§ Reading text
Especially for You is the eleventh studio album released by country music artist Don Williams. It was released in 1981 (see 1981 in country music). Three singles were released from the album which all reached the top ten. These were "Miracles" (#4), "If I Needed You" (with Emmylou Harris) (#3) and "Lord, I Hope This Day Is Good" (#1). The album peaked at #5 in the U.S. and reached #109 on the Billboard 200. This album, paired with his previous album, I Believe in You, were re-released on one CD in 1989.

§ Work to do
Answer these questions from the passage on the album Especially for You:
1. In what year was the album released?
2. Which single from the album reached #1?
3. Which earlier album was paired with it on a single CD in 1989?
The rows that come next are independent material, unrelated to the passage on the album Especially for You.

§ Dataset records
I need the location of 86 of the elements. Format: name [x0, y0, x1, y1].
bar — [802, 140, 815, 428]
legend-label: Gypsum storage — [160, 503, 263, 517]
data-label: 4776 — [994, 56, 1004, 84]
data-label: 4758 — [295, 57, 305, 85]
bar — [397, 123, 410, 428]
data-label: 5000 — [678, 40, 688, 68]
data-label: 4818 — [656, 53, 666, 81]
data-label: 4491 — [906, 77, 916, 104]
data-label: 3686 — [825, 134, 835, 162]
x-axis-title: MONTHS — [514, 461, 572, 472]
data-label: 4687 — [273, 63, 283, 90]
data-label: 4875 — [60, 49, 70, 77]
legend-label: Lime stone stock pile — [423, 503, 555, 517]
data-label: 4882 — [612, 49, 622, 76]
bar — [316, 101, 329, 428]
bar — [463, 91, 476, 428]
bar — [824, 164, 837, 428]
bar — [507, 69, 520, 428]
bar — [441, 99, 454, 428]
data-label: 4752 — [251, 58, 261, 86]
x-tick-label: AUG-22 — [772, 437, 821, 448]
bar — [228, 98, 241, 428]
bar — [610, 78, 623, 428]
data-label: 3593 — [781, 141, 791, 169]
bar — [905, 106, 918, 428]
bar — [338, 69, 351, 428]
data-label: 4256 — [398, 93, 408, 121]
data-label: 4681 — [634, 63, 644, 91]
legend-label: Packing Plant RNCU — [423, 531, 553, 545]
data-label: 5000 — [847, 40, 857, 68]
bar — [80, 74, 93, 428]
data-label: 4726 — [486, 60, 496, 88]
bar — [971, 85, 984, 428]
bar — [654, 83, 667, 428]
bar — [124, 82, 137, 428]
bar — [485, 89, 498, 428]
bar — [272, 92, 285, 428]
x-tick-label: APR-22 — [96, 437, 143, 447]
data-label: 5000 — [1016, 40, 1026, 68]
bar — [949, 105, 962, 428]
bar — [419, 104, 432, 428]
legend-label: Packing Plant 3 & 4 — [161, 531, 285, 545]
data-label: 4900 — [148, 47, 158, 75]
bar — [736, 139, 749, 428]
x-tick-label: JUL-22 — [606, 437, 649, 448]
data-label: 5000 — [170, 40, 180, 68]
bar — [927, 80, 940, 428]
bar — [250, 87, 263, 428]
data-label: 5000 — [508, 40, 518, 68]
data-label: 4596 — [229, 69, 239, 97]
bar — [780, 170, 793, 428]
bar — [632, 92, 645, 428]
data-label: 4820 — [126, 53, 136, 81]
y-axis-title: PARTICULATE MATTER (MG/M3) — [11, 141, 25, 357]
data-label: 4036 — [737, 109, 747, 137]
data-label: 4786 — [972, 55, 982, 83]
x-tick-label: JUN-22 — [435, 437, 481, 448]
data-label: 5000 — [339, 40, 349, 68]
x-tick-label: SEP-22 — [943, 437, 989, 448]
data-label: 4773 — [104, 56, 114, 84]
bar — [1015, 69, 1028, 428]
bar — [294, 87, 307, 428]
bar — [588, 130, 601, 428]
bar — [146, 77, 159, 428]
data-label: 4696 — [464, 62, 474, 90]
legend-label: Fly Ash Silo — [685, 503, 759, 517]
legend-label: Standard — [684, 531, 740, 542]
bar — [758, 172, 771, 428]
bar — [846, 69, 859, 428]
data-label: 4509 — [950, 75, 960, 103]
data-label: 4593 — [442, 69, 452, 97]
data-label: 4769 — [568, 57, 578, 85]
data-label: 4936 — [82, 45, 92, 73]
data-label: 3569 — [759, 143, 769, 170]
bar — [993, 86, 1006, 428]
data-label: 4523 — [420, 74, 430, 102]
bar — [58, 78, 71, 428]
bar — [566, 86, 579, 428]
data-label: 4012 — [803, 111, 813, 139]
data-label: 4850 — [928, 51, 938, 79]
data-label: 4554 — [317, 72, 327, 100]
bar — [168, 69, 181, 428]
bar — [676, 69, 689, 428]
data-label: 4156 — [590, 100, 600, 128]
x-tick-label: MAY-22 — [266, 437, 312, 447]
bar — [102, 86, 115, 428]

§ Problem solution
1. 1981
2. "Lord, I Hope This Day Is Good"
3. I Believe in You